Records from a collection
◆ ◆ ◆ ◆ ◆ ◆ ◆

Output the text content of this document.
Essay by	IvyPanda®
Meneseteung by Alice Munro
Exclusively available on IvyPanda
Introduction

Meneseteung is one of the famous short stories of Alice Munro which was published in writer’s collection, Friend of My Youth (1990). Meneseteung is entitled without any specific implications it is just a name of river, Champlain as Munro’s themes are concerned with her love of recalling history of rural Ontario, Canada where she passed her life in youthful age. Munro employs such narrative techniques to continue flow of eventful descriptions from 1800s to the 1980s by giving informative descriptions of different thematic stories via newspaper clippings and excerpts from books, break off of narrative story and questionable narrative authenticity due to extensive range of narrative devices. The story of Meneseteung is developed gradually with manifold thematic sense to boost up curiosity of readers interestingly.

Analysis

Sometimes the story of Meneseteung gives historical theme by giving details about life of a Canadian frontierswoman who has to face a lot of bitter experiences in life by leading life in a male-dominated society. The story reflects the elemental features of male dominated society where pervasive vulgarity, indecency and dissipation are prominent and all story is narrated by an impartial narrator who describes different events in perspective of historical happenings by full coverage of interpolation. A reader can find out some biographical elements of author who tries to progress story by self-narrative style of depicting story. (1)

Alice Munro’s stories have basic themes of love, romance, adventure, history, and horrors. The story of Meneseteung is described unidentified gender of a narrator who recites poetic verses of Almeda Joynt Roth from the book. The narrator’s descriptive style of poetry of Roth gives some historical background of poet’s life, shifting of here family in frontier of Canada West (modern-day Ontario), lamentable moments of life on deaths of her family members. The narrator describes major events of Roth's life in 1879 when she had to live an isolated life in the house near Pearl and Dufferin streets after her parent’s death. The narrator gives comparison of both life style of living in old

◆ ◆ ◆ ◆ ◆ ◆ ◆

--- TASK DESCRIPTION ---
Copy every line above in which the string "IvyPanda" shows up.

--- ANSWER ---
Essay by	IvyPanda®
Exclusively available on IvyPanda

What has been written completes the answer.